### GOAL
From the listing below, pull out all lines with "riesgos" in them.
---
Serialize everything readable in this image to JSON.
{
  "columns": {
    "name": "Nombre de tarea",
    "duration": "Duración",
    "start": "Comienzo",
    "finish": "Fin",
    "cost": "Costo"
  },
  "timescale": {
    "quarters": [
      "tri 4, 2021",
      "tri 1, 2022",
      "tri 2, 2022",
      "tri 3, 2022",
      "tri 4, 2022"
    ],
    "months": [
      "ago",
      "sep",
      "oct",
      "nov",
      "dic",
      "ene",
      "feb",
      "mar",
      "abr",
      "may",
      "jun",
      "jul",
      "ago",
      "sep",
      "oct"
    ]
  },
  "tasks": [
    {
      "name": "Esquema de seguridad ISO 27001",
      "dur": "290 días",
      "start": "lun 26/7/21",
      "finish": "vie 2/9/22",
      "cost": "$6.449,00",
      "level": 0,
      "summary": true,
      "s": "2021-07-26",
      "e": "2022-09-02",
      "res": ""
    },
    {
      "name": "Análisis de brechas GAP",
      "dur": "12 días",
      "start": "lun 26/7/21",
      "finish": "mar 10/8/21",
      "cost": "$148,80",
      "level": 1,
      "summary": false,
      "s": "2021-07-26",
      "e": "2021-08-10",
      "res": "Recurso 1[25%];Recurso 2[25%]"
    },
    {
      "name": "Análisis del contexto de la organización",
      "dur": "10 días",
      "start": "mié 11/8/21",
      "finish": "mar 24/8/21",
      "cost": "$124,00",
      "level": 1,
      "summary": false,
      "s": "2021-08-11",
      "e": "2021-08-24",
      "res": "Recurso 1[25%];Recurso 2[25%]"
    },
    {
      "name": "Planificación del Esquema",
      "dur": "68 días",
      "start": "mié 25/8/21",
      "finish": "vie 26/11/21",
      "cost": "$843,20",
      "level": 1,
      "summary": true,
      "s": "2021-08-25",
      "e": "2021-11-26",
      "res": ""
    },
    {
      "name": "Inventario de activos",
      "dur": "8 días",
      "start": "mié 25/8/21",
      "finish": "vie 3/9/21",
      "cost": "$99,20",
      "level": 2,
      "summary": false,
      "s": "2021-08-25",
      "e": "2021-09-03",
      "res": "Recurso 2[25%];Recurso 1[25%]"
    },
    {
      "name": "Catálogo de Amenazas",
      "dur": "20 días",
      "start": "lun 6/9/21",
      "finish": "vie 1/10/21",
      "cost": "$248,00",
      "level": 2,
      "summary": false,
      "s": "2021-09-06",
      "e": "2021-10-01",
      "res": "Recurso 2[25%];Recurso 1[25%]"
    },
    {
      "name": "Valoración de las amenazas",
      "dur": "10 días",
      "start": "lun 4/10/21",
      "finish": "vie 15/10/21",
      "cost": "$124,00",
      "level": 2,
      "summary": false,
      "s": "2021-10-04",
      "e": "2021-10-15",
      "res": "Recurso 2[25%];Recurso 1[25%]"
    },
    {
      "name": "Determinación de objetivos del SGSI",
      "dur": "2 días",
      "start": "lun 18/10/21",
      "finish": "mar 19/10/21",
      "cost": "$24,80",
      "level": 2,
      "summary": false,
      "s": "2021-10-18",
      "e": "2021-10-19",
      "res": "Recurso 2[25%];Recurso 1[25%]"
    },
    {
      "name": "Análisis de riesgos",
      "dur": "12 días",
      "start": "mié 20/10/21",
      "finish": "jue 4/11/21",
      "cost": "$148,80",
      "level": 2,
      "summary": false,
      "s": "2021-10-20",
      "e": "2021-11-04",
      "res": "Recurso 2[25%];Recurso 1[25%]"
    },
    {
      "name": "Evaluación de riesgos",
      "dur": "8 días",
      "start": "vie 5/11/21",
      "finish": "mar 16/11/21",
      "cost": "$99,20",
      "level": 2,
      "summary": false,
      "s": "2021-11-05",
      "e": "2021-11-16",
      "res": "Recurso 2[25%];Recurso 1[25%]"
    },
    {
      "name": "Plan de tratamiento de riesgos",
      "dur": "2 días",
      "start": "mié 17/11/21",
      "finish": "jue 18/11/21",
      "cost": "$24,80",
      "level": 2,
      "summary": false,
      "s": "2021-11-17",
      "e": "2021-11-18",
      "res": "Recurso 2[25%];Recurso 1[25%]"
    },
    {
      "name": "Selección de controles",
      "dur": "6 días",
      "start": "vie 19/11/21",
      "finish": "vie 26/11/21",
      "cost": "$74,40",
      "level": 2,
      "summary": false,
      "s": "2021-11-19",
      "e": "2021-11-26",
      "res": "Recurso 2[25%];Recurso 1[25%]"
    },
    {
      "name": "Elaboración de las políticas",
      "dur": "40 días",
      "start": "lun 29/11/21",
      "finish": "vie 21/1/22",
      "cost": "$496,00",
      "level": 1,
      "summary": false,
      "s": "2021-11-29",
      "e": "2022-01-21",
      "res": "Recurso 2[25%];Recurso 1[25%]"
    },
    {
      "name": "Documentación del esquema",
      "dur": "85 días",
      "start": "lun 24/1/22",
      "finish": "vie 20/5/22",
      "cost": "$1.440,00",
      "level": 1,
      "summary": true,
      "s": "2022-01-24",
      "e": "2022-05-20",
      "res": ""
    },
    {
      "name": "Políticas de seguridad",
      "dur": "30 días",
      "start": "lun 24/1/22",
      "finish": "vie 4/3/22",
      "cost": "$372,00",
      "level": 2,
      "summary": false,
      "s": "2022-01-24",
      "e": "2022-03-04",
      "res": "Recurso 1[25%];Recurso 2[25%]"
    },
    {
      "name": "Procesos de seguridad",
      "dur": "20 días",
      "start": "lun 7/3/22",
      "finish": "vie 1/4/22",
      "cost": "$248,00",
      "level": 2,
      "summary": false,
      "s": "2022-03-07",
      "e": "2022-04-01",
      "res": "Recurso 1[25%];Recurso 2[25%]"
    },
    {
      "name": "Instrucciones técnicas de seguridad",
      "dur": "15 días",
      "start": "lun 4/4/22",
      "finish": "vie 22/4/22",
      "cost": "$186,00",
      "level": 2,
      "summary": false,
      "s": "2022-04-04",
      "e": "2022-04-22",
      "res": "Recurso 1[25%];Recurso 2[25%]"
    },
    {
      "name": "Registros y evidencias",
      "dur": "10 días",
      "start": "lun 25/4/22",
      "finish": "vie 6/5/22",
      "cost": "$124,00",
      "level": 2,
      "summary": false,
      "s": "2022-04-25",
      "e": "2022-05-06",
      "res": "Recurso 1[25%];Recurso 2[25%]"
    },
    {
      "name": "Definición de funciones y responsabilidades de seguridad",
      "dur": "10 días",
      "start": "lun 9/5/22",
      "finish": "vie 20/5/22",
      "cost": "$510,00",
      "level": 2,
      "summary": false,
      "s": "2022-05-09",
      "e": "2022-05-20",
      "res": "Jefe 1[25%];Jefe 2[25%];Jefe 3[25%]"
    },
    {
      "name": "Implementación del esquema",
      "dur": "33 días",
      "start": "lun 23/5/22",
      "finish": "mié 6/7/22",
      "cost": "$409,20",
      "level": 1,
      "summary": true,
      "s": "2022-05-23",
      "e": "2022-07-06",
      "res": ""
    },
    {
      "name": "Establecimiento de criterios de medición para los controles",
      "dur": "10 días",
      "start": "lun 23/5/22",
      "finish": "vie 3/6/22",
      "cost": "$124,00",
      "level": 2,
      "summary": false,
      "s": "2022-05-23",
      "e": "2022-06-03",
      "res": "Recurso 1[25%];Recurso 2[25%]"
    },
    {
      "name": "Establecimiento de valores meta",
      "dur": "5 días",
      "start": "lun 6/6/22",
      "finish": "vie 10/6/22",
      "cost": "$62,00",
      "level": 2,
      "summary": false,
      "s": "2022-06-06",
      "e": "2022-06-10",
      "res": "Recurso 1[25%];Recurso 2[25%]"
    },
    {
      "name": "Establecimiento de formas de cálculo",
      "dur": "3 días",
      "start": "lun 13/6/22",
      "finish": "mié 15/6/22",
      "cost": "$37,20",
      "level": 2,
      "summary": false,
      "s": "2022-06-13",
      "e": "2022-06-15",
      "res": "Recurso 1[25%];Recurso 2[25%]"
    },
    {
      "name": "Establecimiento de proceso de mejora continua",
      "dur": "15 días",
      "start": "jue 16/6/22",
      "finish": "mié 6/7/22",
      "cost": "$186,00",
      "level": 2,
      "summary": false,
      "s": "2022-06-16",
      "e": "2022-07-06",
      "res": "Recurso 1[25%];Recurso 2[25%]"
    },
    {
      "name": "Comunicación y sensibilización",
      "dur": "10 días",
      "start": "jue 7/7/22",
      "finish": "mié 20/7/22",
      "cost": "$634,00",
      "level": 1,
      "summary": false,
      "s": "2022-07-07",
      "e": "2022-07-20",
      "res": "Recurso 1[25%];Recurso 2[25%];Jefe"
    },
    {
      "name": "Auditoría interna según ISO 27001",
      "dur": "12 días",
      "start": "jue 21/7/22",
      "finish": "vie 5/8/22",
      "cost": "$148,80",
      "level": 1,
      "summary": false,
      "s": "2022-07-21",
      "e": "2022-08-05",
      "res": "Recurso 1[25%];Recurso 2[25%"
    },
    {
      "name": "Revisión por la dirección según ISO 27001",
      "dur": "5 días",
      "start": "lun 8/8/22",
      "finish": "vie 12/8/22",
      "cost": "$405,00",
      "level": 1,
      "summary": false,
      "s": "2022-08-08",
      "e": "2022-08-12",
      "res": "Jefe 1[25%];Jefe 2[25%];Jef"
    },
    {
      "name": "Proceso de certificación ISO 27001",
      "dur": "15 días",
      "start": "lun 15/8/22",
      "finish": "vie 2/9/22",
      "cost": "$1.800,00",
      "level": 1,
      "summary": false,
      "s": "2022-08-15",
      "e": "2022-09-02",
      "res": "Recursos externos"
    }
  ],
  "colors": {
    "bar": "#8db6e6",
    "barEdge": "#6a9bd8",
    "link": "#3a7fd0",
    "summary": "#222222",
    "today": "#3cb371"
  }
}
---
### RESPONSE
      "name": "Análisis de riesgos",
      "name": "Evaluación de riesgos",
      "name": "Plan de tratamiento de riesgos",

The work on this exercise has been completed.